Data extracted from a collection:
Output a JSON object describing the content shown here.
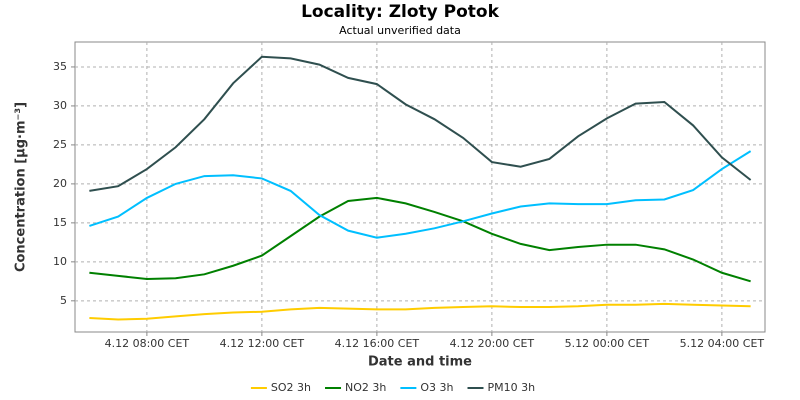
{
  "chart_data": {
    "type": "line",
    "title": "Locality: Zloty Potok",
    "subtitle": "Actual unverified data",
    "x_label": "Date and time",
    "y_label": "Concentration [µg·m⁻³]",
    "categories": [
      null,
      null,
      "4.12 08:00 CET",
      null,
      null,
      null,
      "4.12 12:00 CET",
      null,
      null,
      null,
      "4.12 16:00 CET",
      null,
      null,
      null,
      "4.12 20:00 CET",
      null,
      null,
      null,
      "5.12 00:00 CET",
      null,
      null,
      null,
      "5.12 04:00 CET",
      null
    ],
    "ylim": [
      1,
      38.2
    ],
    "yticks": [
      5,
      10,
      15,
      20,
      25,
      30,
      35
    ],
    "grid": true,
    "legend": "bottom",
    "series": [
      {
        "name": "SO2 3h",
        "color": "#ffcc00",
        "values": [
          2.8,
          2.6,
          2.7,
          3.0,
          3.3,
          3.5,
          3.6,
          3.9,
          4.1,
          4.0,
          3.9,
          3.9,
          4.1,
          4.2,
          4.3,
          4.2,
          4.2,
          4.3,
          4.5,
          4.5,
          4.6,
          4.5,
          4.4,
          4.3
        ]
      },
      {
        "name": "NO2 3h",
        "color": "#008000",
        "values": [
          8.6,
          8.2,
          7.8,
          7.9,
          8.4,
          9.5,
          10.8,
          13.3,
          15.8,
          17.8,
          18.2,
          17.5,
          16.4,
          15.2,
          13.6,
          12.3,
          11.5,
          11.9,
          12.2,
          12.2,
          11.6,
          10.3,
          8.6,
          7.5
        ]
      },
      {
        "name": "O3 3h",
        "color": "#00bfff",
        "values": [
          14.6,
          15.8,
          18.2,
          20.0,
          21.0,
          21.1,
          20.7,
          19.1,
          16.0,
          14.0,
          13.1,
          13.6,
          14.3,
          15.2,
          16.2,
          17.1,
          17.5,
          17.4,
          17.4,
          17.9,
          18.0,
          19.2,
          21.9,
          24.2
        ]
      },
      {
        "name": "PM10 3h",
        "color": "#2f4f4f",
        "values": [
          19.1,
          19.7,
          21.9,
          24.7,
          28.3,
          32.9,
          36.3,
          36.1,
          35.3,
          33.6,
          32.8,
          30.2,
          28.3,
          25.9,
          22.8,
          22.2,
          23.2,
          26.1,
          28.4,
          30.3,
          30.5,
          27.5,
          23.4,
          20.5
        ]
      }
    ]
  }
}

## Task statement
Write out each entry exactly as given, but skip the pictures.

## Response for this exercise
Output a JSON object describing the content shown here.
{
  "chart_data": {
    "type": "line",
    "title": "Locality: Zloty Potok",
    "subtitle": "Actual unverified data",
    "x_label": "Date and time",
    "y_label": "Concentration [µg·m⁻³]",
    "categories": [
      null,
      null,
      "4.12 08:00 CET",
      null,
      null,
      null,
      "4.12 12:00 CET",
      null,
      null,
      null,
      "4.12 16:00 CET",
      null,
      null,
      null,
      "4.12 20:00 CET",
      null,
      null,
      null,
      "5.12 00:00 CET",
      null,
      null,
      null,
      "5.12 04:00 CET",
      null
    ],
    "ylim": [
      1,
      38.2
    ],
    "yticks": [
      5,
      10,
      15,
      20,
      25,
      30,
      35
    ],
    "grid": true,
    "legend": "bottom",
    "series": [
      {
        "name": "SO2 3h",
        "color": "#ffcc00",
        "values": [
          2.8,
          2.6,
          2.7,
          3.0,
          3.3,
          3.5,
          3.6,
          3.9,
          4.1,
          4.0,
          3.9,
          3.9,
          4.1,
          4.2,
          4.3,
          4.2,
          4.2,
          4.3,
          4.5,
          4.5,
          4.6,
          4.5,
          4.4,
          4.3
        ]
      },
      {
        "name": "NO2 3h",
        "color": "#008000",
        "values": [
          8.6,
          8.2,
          7.8,
          7.9,
          8.4,
          9.5,
          10.8,
          13.3,
          15.8,
          17.8,
          18.2,
          17.5,
          16.4,
          15.2,
          13.6,
          12.3,
          11.5,
          11.9,
          12.2,
          12.2,
          11.6,
          10.3,
          8.6,
          7.5
        ]
      },
      {
        "name": "O3 3h",
        "color": "#00bfff",
        "values": [
          14.6,
          15.8,
          18.2,
          20.0,
          21.0,
          21.1,
          20.7,
          19.1,
          16.0,
          14.0,
          13.1,
          13.6,
          14.3,
          15.2,
          16.2,
          17.1,
          17.5,
          17.4,
          17.4,
          17.9,
          18.0,
          19.2,
          21.9,
          24.2
        ]
      },
      {
        "name": "PM10 3h",
        "color": "#2f4f4f",
        "values": [
          19.1,
          19.7,
          21.9,
          24.7,
          28.3,
          32.9,
          36.3,
          36.1,
          35.3,
          33.6,
          32.8,
          30.2,
          28.3,
          25.9,
          22.8,
          22.2,
          23.2,
          26.1,
          28.4,
          30.3,
          30.5,
          27.5,
          23.4,
          20.5
        ]
      }
    ]
  }
}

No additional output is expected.